Exercise task - Please restate the following records word for word.

## Begin Data provided

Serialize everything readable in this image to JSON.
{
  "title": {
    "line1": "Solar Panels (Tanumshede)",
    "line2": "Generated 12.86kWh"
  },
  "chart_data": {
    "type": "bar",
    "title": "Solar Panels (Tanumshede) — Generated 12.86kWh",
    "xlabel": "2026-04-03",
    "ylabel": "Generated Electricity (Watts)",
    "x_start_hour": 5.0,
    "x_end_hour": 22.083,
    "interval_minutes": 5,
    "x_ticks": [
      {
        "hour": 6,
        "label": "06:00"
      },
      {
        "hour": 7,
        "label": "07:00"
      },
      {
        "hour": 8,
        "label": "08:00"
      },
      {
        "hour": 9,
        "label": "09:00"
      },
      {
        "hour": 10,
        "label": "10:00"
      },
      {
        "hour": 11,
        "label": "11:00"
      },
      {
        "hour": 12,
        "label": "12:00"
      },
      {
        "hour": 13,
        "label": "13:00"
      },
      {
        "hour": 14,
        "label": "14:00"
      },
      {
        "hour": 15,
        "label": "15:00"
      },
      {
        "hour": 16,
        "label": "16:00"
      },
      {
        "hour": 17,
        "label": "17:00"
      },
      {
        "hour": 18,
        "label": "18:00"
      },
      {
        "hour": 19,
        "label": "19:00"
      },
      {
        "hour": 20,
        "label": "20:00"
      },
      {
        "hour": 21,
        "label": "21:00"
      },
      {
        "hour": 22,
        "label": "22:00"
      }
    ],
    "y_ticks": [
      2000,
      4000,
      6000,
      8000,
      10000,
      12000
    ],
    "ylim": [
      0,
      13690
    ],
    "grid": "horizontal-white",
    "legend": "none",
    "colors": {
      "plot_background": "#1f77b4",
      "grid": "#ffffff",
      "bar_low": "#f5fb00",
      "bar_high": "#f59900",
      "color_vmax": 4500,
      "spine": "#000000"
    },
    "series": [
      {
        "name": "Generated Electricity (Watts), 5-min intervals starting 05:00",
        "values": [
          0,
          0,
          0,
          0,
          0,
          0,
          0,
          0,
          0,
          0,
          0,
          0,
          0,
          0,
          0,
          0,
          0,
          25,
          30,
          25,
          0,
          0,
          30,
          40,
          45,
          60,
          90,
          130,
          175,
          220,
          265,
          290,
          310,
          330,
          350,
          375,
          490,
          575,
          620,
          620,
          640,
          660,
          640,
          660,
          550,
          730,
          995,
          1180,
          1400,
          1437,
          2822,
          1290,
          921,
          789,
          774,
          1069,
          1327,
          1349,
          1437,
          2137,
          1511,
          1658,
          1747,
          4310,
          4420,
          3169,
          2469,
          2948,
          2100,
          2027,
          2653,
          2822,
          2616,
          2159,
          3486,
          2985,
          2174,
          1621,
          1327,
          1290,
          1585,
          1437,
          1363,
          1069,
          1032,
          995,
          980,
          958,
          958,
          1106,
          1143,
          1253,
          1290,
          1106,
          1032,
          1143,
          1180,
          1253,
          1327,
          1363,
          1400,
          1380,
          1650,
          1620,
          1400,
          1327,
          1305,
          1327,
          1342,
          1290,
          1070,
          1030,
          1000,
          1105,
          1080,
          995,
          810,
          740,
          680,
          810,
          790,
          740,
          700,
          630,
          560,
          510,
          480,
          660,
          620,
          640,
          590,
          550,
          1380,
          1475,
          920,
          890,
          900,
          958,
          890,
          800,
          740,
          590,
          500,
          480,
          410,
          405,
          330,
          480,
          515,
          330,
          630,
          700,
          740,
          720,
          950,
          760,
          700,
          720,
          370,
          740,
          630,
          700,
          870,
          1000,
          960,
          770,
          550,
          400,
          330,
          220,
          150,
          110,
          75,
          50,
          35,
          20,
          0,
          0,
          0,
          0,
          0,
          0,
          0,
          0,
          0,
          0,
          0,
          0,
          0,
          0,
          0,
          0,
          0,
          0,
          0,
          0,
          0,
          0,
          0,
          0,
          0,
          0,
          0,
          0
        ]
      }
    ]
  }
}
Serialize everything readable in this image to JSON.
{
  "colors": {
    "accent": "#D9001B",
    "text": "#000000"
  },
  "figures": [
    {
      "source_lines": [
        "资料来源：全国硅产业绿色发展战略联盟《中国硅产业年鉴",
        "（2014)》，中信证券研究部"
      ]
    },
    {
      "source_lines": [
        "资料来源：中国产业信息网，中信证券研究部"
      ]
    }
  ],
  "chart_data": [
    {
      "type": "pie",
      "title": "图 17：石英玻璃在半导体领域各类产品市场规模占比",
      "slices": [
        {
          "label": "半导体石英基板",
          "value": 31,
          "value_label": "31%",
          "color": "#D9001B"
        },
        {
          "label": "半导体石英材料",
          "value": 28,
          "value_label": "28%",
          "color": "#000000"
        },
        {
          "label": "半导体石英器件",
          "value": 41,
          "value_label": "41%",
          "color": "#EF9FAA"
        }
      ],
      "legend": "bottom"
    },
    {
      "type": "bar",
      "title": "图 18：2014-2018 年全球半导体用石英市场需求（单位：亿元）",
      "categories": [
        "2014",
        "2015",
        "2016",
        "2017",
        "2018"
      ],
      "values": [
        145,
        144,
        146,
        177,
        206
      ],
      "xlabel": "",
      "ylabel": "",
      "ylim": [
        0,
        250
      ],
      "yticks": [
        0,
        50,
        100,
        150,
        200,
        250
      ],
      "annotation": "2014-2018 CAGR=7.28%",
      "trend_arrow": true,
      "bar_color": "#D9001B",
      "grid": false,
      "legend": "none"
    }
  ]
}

## End Data provided

Response to the exercise -
Serialize everything readable in this image to JSON.
{
  "title": {
    "line1": "Solar Panels (Tanumshede)",
    "line2": "Generated 12.86kWh"
  },
  "chart_data": {
    "type": "bar",
    "title": "Solar Panels (Tanumshede) — Generated 12.86kWh",
    "xlabel": "2026-04-03",
    "ylabel": "Generated Electricity (Watts)",
    "x_start_hour": 5.0,
    "x_end_hour": 22.083,
    "interval_minutes": 5,
    "x_ticks": [
      {
        "hour": 6,
        "label": "06:00"
      },
      {
        "hour": 7,
        "label": "07:00"
      },
      {
        "hour": 8,
        "label": "08:00"
      },
      {
        "hour": 9,
        "label": "09:00"
      },
      {
        "hour": 10,
        "label": "10:00"
      },
      {
        "hour": 11,
        "label": "11:00"
      },
      {
        "hour": 12,
        "label": "12:00"
      },
      {
        "hour": 13,
        "label": "13:00"
      },
      {
        "hour": 14,
        "label": "14:00"
      },
      {
        "hour": 15,
        "label": "15:00"
      },
      {
        "hour": 16,
        "label": "16:00"
      },
      {
        "hour": 17,
        "label": "17:00"
      },
      {
        "hour": 18,
        "label": "18:00"
      },
      {
        "hour": 19,
        "label": "19:00"
      },
      {
        "hour": 20,
        "label": "20:00"
      },
      {
        "hour": 21,
        "label": "21:00"
      },
      {
        "hour": 22,
        "label": "22:00"
      }
    ],
    "y_ticks": [
      2000,
      4000,
      6000,
      8000,
      10000,
      12000
    ],
    "ylim": [
      0,
      13690
    ],
    "grid": "horizontal-white",
    "legend": "none",
    "colors": {
      "plot_background": "#1f77b4",
      "grid": "#ffffff",
      "bar_low": "#f5fb00",
      "bar_high": "#f59900",
      "color_vmax": 4500,
      "spine": "#000000"
    },
    "series": [
      {
        "name": "Generated Electricity (Watts), 5-min intervals starting 05:00",
        "values": [
          0,
          0,
          0,
          0,
          0,
          0,
          0,
          0,
          0,
          0,
          0,
          0,
          0,
          0,
          0,
          0,
          0,
          25,
          30,
          25,
          0,
          0,
          30,
          40,
          45,
          60,
          90,
          130,
          175,
          220,
          265,
          290,
          310,
          330,
          350,
          375,
          490,
          575,
          620,
          620,
          640,
          660,
          640,
          660,
          550,
          730,
          995,
          1180,
          1400,
          1437,
          2822,
          1290,
          921,
          789,
          774,
          1069,
          1327,
          1349,
          1437,
          2137,
          1511,
          1658,
          1747,
          4310,
          4420,
          3169,
          2469,
          2948,
          2100,
          2027,
          2653,
          2822,
          2616,
          2159,
          3486,
          2985,
          2174,
          1621,
          1327,
          1290,
          1585,
          1437,
          1363,
          1069,
          1032,
          995,
          980,
          958,
          958,
          1106,
          1143,
          1253,
          1290,
          1106,
          1032,
          1143,
          1180,
          1253,
          1327,
          1363,
          1400,
          1380,
          1650,
          1620,
          1400,
          1327,
          1305,
          1327,
          1342,
          1290,
          1070,
          1030,
          1000,
          1105,
          1080,
          995,
          810,
          740,
          680,
          810,
          790,
          740,
          700,
          630,
          560,
          510,
          480,
          660,
          620,
          640,
          590,
          550,
          1380,
          1475,
          920,
          890,
          900,
          958,
          890,
          800,
          740,
          590,
          500,
          480,
          410,
          405,
          330,
          480,
          515,
          330,
          630,
          700,
          740,
          720,
          950,
          760,
          700,
          720,
          370,
          740,
          630,
          700,
          870,
          1000,
          960,
          770,
          550,
          400,
          330,
          220,
          150,
          110,
          75,
          50,
          35,
          20,
          0,
          0,
          0,
          0,
          0,
          0,
          0,
          0,
          0,
          0,
          0,
          0,
          0,
          0,
          0,
          0,
          0,
          0,
          0,
          0,
          0,
          0,
          0,
          0,
          0,
          0,
          0,
          0
        ]
      }
    ]
  }
}
Serialize everything readable in this image to JSON.
{
  "colors": {
    "accent": "#D9001B",
    "text": "#000000"
  },
  "figures": [
    {
      "source_lines": [
        "资料来源：全国硅产业绿色发展战略联盟《中国硅产业年鉴",
        "（2014)》，中信证券研究部"
      ]
    },
    {
      "source_lines": [
        "资料来源：中国产业信息网，中信证券研究部"
      ]
    }
  ],
  "chart_data": [
    {
      "type": "pie",
      "title": "图 17：石英玻璃在半导体领域各类产品市场规模占比",
      "slices": [
        {
          "label": "半导体石英基板",
          "value": 31,
          "value_label": "31%",
          "color": "#D9001B"
        },
        {
          "label": "半导体石英材料",
          "value": 28,
          "value_label": "28%",
          "color": "#000000"
        },
        {
          "label": "半导体石英器件",
          "value": 41,
          "value_label": "41%",
          "color": "#EF9FAA"
        }
      ],
      "legend": "bottom"
    },
    {
      "type": "bar",
      "title": "图 18：2014-2018 年全球半导体用石英市场需求（单位：亿元）",
      "categories": [
        "2014",
        "2015",
        "2016",
        "2017",
        "2018"
      ],
      "values": [
        145,
        144,
        146,
        177,
        206
      ],
      "xlabel": "",
      "ylabel": "",
      "ylim": [
        0,
        250
      ],
      "yticks": [
        0,
        50,
        100,
        150,
        200,
        250
      ],
      "annotation": "2014-2018 CAGR=7.28%",
      "trend_arrow": true,
      "bar_color": "#D9001B",
      "grid": false,
      "legend": "none"
    }
  ]
}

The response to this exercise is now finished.